- Data in this exercise -

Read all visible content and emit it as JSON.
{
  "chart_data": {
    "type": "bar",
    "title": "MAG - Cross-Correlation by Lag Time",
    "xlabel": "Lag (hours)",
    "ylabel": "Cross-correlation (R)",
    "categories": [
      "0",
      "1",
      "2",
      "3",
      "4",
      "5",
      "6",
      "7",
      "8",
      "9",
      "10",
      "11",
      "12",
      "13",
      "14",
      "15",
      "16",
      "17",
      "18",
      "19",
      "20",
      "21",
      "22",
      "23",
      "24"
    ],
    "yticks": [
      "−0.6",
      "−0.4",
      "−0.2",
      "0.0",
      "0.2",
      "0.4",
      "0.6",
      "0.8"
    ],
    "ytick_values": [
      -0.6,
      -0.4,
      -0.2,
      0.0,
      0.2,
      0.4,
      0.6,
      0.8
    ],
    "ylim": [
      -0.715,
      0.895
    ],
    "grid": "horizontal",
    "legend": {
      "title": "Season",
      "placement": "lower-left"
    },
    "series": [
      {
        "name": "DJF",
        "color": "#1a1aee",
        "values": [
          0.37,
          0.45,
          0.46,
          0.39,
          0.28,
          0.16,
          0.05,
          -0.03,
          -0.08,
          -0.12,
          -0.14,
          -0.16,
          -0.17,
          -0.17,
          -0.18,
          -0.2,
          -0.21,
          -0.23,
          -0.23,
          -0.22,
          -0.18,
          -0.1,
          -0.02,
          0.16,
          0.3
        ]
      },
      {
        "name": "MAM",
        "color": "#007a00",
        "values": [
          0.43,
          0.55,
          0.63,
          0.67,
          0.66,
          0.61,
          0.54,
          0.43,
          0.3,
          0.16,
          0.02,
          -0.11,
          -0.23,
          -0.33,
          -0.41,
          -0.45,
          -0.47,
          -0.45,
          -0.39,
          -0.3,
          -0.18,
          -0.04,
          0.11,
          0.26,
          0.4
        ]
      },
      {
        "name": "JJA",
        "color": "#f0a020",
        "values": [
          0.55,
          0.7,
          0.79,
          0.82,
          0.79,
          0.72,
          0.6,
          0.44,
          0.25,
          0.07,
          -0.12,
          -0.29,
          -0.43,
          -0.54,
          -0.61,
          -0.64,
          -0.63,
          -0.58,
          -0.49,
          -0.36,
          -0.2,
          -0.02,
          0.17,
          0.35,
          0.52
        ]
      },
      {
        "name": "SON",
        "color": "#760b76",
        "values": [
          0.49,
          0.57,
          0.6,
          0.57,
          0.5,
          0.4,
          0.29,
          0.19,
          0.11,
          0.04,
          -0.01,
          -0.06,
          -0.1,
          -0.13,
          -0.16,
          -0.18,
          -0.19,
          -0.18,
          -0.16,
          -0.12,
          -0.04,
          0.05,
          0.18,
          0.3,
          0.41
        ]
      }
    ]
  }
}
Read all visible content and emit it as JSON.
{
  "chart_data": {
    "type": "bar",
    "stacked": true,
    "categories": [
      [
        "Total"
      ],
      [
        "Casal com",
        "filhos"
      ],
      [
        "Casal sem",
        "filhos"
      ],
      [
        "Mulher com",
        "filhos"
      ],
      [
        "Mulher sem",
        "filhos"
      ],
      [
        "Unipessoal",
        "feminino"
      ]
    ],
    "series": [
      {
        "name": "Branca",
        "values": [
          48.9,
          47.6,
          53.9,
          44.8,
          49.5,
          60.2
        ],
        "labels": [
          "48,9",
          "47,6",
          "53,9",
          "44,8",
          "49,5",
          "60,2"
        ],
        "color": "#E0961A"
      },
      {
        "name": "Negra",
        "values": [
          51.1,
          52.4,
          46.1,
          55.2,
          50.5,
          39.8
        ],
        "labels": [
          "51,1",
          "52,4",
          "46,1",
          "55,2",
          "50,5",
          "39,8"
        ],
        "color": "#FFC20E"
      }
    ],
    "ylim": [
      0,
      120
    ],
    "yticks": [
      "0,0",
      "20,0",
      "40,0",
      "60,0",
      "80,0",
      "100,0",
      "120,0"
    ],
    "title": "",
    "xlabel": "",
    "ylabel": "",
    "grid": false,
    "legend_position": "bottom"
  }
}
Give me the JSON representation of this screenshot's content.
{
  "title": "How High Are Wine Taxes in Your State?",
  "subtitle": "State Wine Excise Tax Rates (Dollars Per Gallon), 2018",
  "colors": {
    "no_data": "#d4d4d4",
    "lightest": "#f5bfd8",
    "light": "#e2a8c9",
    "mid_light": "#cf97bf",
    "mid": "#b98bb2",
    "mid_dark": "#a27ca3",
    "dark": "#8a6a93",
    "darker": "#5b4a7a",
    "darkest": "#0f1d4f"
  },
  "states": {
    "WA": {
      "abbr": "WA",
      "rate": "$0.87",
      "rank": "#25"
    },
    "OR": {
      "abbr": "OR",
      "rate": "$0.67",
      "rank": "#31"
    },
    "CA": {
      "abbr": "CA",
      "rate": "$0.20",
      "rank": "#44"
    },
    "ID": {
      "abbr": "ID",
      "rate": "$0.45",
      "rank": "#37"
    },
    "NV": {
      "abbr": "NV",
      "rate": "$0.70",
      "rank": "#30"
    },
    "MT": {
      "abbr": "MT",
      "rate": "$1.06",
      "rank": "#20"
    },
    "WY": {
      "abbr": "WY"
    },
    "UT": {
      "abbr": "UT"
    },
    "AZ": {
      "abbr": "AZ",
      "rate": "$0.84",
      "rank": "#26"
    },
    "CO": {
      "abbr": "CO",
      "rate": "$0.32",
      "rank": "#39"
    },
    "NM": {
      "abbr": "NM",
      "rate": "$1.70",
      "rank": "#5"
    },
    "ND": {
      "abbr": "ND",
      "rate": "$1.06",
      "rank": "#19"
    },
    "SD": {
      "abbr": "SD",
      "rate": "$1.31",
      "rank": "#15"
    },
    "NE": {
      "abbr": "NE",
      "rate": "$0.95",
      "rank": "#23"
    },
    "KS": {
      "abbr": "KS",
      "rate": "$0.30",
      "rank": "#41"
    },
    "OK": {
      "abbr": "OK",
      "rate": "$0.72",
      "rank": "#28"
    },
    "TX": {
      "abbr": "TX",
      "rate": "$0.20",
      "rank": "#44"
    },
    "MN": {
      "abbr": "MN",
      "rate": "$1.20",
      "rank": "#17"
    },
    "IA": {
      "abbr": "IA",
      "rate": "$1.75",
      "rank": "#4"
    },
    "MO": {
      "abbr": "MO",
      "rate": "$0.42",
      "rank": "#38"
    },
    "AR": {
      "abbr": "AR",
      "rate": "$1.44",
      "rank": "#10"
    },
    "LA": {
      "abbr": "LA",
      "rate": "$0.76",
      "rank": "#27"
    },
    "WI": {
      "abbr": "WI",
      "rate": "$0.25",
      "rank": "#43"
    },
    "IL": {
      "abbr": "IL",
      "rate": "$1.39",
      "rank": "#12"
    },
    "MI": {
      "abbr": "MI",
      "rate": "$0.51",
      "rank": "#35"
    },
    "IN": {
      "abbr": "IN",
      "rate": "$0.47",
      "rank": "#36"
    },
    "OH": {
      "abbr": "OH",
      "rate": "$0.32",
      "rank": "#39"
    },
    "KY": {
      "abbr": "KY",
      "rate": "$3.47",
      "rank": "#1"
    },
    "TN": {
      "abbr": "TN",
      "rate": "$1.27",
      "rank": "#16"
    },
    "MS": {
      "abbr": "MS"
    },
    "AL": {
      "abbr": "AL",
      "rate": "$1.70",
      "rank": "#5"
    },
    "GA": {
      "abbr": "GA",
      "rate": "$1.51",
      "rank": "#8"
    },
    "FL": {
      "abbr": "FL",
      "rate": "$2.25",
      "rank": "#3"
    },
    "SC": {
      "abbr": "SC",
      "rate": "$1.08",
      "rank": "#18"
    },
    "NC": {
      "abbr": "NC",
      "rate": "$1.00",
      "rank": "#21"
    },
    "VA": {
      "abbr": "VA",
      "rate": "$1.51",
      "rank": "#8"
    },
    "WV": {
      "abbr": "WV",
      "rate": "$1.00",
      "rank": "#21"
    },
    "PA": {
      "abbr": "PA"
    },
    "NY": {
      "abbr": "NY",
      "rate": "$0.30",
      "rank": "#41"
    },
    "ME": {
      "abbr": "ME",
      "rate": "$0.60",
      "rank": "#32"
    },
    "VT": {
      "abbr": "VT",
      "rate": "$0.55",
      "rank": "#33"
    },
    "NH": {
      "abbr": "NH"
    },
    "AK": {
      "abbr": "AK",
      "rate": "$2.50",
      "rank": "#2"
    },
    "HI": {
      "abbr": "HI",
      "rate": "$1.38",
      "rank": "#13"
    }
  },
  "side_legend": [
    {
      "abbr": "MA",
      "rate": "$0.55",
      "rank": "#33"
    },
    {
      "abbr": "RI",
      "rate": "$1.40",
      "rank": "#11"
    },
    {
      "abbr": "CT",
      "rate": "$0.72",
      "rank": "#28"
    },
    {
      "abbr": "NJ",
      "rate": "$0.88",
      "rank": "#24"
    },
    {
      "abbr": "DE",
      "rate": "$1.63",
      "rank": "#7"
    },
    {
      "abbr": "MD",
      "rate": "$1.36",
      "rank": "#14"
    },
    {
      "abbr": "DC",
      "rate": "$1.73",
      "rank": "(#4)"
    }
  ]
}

- Goal -
Find every line in the records above that contains the word "Wine", and copy each one.

- Written reply -
  "title": "How High Are Wine Taxes in Your State?",
  "subtitle": "State Wine Excise Tax Rates (Dollars Per Gallon), 2018",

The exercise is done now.